Stated goal - Please report every line from the material that contains the word "JSON".

[Dataset items]
....
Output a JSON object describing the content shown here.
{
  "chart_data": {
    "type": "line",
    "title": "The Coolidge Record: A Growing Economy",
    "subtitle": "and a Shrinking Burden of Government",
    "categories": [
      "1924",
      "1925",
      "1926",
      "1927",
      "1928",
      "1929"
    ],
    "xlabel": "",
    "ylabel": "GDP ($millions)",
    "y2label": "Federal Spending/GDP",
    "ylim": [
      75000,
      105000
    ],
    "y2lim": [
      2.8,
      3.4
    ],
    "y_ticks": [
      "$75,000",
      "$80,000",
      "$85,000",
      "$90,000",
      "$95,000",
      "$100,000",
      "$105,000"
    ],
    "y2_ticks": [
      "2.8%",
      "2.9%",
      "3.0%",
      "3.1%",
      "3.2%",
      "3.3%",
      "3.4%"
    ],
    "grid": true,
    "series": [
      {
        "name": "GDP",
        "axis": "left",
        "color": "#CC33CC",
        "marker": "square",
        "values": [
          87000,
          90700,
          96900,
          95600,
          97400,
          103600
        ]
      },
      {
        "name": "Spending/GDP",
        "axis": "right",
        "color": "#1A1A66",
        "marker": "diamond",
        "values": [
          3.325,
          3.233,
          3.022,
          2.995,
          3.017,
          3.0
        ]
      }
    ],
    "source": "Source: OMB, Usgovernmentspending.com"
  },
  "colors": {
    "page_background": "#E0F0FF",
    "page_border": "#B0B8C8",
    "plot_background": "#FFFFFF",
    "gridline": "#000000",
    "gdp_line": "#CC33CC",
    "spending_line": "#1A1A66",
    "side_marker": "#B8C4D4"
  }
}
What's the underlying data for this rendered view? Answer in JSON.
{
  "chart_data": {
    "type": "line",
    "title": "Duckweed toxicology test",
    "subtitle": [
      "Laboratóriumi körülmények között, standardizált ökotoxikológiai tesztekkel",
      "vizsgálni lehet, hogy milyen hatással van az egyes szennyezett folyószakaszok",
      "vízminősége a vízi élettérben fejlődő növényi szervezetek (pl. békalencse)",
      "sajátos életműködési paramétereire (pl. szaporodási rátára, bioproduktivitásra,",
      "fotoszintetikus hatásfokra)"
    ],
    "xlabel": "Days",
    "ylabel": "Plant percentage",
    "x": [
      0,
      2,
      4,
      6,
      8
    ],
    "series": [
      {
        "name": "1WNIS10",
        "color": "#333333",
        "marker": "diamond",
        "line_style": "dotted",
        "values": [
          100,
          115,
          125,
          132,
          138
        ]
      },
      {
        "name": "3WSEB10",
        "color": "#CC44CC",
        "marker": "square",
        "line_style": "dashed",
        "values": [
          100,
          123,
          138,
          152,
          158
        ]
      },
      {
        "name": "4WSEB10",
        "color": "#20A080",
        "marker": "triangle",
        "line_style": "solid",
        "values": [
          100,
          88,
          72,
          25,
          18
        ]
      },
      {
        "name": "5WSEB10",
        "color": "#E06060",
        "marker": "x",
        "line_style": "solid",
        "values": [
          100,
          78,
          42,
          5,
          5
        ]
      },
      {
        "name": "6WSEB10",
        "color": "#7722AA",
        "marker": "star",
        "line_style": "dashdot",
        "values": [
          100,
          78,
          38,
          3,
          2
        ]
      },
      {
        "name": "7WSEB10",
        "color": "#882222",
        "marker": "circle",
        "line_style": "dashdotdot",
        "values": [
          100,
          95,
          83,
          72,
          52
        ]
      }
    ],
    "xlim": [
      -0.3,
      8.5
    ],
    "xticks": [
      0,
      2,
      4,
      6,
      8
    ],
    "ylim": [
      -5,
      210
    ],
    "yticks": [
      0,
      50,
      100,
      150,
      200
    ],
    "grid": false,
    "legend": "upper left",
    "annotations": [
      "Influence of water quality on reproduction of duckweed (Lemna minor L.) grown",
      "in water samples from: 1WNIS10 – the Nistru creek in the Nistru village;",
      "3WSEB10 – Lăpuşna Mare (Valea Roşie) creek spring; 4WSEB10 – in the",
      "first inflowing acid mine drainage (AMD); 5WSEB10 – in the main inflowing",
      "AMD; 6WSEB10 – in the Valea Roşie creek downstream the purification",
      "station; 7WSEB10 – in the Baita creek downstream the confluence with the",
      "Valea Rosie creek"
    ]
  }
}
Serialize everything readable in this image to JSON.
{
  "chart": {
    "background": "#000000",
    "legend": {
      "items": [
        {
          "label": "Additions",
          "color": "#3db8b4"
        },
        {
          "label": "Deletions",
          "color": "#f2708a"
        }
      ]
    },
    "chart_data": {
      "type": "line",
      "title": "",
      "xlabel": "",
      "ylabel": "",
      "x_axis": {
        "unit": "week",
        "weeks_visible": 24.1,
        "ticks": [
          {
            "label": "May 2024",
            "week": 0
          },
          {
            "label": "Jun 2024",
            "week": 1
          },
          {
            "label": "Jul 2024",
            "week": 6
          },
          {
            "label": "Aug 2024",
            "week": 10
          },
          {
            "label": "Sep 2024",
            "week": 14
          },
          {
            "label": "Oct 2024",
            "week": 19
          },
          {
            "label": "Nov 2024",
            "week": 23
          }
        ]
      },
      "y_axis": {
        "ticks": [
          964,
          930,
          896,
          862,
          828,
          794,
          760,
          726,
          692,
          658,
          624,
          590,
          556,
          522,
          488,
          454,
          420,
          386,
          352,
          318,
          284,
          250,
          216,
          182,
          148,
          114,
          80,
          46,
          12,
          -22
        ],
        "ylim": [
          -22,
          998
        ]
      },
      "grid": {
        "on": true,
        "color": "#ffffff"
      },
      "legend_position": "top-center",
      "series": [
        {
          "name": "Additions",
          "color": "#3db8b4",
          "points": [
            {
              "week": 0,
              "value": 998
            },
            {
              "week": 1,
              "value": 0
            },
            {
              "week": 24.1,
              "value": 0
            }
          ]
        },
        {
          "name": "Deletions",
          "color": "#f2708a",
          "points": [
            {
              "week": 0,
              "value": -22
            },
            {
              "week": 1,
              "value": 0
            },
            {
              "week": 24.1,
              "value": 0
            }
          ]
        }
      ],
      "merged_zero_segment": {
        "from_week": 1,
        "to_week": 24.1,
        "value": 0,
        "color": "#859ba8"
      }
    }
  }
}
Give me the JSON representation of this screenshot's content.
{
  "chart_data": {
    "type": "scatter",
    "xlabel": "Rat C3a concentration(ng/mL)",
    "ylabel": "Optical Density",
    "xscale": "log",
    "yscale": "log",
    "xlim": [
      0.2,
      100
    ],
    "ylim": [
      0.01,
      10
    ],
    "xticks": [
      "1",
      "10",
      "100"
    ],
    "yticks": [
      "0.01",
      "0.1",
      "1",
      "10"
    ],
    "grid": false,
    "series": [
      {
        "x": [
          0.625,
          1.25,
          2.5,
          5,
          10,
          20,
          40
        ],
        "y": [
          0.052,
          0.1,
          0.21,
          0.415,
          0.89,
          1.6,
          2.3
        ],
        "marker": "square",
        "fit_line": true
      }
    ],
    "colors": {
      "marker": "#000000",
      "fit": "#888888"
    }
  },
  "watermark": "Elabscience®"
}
....
Response -
Output a JSON object describing the content shown here.
What's the underlying data for this rendered view? Answer in JSON.
Serialize everything readable in this image to JSON.
Give me the JSON representation of this screenshot's content.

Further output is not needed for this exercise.